Please write out the material below exactly as given.

[Stored entries]
[start]

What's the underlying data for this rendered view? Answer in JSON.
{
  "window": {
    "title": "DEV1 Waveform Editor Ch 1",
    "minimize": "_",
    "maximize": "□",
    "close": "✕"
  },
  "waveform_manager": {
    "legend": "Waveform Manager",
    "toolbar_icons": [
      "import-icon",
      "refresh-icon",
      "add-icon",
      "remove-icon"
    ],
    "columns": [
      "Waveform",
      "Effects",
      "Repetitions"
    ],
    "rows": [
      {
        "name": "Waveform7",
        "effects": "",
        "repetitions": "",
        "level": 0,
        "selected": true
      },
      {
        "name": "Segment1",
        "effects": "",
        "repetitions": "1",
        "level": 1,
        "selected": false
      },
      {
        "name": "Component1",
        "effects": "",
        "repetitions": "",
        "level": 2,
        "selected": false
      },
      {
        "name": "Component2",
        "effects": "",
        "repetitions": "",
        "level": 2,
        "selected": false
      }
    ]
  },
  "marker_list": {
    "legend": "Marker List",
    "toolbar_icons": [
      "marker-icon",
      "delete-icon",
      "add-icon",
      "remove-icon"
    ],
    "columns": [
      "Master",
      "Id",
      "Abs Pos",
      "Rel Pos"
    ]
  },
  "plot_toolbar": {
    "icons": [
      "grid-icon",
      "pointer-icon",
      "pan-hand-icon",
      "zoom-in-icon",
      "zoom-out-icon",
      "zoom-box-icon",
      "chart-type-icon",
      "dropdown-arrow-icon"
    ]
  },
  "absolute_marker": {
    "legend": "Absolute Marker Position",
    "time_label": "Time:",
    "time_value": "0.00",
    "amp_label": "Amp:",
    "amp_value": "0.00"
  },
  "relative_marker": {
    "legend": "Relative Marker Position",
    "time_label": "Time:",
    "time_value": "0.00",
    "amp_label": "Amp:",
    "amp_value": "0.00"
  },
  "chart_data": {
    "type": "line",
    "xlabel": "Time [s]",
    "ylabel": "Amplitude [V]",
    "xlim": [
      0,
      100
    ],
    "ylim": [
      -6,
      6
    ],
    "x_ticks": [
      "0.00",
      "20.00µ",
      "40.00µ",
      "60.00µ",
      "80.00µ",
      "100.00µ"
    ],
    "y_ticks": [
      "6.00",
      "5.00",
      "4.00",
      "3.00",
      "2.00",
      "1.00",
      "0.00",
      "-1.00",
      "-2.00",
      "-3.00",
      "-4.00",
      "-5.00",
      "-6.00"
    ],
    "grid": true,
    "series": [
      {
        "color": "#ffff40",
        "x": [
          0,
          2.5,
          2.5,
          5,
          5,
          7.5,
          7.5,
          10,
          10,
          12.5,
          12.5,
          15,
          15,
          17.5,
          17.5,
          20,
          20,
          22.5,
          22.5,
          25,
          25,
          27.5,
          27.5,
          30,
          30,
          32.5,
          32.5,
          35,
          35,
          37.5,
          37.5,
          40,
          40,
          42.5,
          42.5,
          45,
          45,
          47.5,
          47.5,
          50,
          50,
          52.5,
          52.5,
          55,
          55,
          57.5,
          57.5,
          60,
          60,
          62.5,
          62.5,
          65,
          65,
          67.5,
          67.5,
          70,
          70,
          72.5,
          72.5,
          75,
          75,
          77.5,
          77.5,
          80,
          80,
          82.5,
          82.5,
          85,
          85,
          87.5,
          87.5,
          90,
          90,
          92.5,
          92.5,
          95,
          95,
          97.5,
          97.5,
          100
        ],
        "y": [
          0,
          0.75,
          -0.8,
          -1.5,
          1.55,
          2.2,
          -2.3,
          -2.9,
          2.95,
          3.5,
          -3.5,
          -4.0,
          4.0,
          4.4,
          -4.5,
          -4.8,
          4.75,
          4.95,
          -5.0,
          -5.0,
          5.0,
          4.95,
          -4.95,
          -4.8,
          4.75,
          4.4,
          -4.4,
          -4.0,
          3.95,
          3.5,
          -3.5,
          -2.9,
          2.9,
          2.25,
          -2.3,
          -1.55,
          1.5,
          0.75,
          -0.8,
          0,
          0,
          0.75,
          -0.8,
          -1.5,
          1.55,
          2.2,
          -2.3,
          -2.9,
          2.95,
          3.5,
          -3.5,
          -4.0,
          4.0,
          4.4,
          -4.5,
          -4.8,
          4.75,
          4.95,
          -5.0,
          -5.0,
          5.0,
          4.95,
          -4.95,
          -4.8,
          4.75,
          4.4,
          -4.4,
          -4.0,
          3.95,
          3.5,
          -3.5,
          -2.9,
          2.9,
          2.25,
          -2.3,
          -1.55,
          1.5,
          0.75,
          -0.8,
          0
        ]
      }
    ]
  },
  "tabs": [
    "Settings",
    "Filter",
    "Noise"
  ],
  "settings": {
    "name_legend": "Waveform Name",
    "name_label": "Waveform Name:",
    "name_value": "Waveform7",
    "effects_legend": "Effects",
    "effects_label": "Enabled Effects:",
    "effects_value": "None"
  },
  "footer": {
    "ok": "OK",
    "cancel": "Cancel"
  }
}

[end]

■ **Correct answer**
What's the underlying data for this rendered view? Answer in JSON.
{
  "window": {
    "title": "DEV1 Waveform Editor Ch 1",
    "minimize": "_",
    "maximize": "□",
    "close": "✕"
  },
  "waveform_manager": {
    "legend": "Waveform Manager",
    "toolbar_icons": [
      "import-icon",
      "refresh-icon",
      "add-icon",
      "remove-icon"
    ],
    "columns": [
      "Waveform",
      "Effects",
      "Repetitions"
    ],
    "rows": [
      {
        "name": "Waveform7",
        "effects": "",
        "repetitions": "",
        "level": 0,
        "selected": true
      },
      {
        "name": "Segment1",
        "effects": "",
        "repetitions": "1",
        "level": 1,
        "selected": false
      },
      {
        "name": "Component1",
        "effects": "",
        "repetitions": "",
        "level": 2,
        "selected": false
      },
      {
        "name": "Component2",
        "effects": "",
        "repetitions": "",
        "level": 2,
        "selected": false
      }
    ]
  },
  "marker_list": {
    "legend": "Marker List",
    "toolbar_icons": [
      "marker-icon",
      "delete-icon",
      "add-icon",
      "remove-icon"
    ],
    "columns": [
      "Master",
      "Id",
      "Abs Pos",
      "Rel Pos"
    ]
  },
  "plot_toolbar": {
    "icons": [
      "grid-icon",
      "pointer-icon",
      "pan-hand-icon",
      "zoom-in-icon",
      "zoom-out-icon",
      "zoom-box-icon",
      "chart-type-icon",
      "dropdown-arrow-icon"
    ]
  },
  "absolute_marker": {
    "legend": "Absolute Marker Position",
    "time_label": "Time:",
    "time_value": "0.00",
    "amp_label": "Amp:",
    "amp_value": "0.00"
  },
  "relative_marker": {
    "legend": "Relative Marker Position",
    "time_label": "Time:",
    "time_value": "0.00",
    "amp_label": "Amp:",
    "amp_value": "0.00"
  },
  "chart_data": {
    "type": "line",
    "xlabel": "Time [s]",
    "ylabel": "Amplitude [V]",
    "xlim": [
      0,
      100
    ],
    "ylim": [
      -6,
      6
    ],
    "x_ticks": [
      "0.00",
      "20.00µ",
      "40.00µ",
      "60.00µ",
      "80.00µ",
      "100.00µ"
    ],
    "y_ticks": [
      "6.00",
      "5.00",
      "4.00",
      "3.00",
      "2.00",
      "1.00",
      "0.00",
      "-1.00",
      "-2.00",
      "-3.00",
      "-4.00",
      "-5.00",
      "-6.00"
    ],
    "grid": true,
    "series": [
      {
        "color": "#ffff40",
        "x": [
          0,
          2.5,
          2.5,
          5,
          5,
          7.5,
          7.5,
          10,
          10,
          12.5,
          12.5,
          15,
          15,
          17.5,
          17.5,
          20,
          20,
          22.5,
          22.5,
          25,
          25,
          27.5,
          27.5,
          30,
          30,
          32.5,
          32.5,
          35,
          35,
          37.5,
          37.5,
          40,
          40,
          42.5,
          42.5,
          45,
          45,
          47.5,
          47.5,
          50,
          50,
          52.5,
          52.5,
          55,
          55,
          57.5,
          57.5,
          60,
          60,
          62.5,
          62.5,
          65,
          65,
          67.5,
          67.5,
          70,
          70,
          72.5,
          72.5,
          75,
          75,
          77.5,
          77.5,
          80,
          80,
          82.5,
          82.5,
          85,
          85,
          87.5,
          87.5,
          90,
          90,
          92.5,
          92.5,
          95,
          95,
          97.5,
          97.5,
          100
        ],
        "y": [
          0,
          0.75,
          -0.8,
          -1.5,
          1.55,
          2.2,
          -2.3,
          -2.9,
          2.95,
          3.5,
          -3.5,
          -4.0,
          4.0,
          4.4,
          -4.5,
          -4.8,
          4.75,
          4.95,
          -5.0,
          -5.0,
          5.0,
          4.95,
          -4.95,
          -4.8,
          4.75,
          4.4,
          -4.4,
          -4.0,
          3.95,
          3.5,
          -3.5,
          -2.9,
          2.9,
          2.25,
          -2.3,
          -1.55,
          1.5,
          0.75,
          -0.8,
          0,
          0,
          0.75,
          -0.8,
          -1.5,
          1.55,
          2.2,
          -2.3,
          -2.9,
          2.95,
          3.5,
          -3.5,
          -4.0,
          4.0,
          4.4,
          -4.5,
          -4.8,
          4.75,
          4.95,
          -5.0,
          -5.0,
          5.0,
          4.95,
          -4.95,
          -4.8,
          4.75,
          4.4,
          -4.4,
          -4.0,
          3.95,
          3.5,
          -3.5,
          -2.9,
          2.9,
          2.25,
          -2.3,
          -1.55,
          1.5,
          0.75,
          -0.8,
          0
        ]
      }
    ]
  },
  "tabs": [
    "Settings",
    "Filter",
    "Noise"
  ],
  "settings": {
    "name_legend": "Waveform Name",
    "name_label": "Waveform Name:",
    "name_value": "Waveform7",
    "effects_legend": "Effects",
    "effects_label": "Enabled Effects:",
    "effects_value": "None"
  },
  "footer": {
    "ok": "OK",
    "cancel": "Cancel"
  }
}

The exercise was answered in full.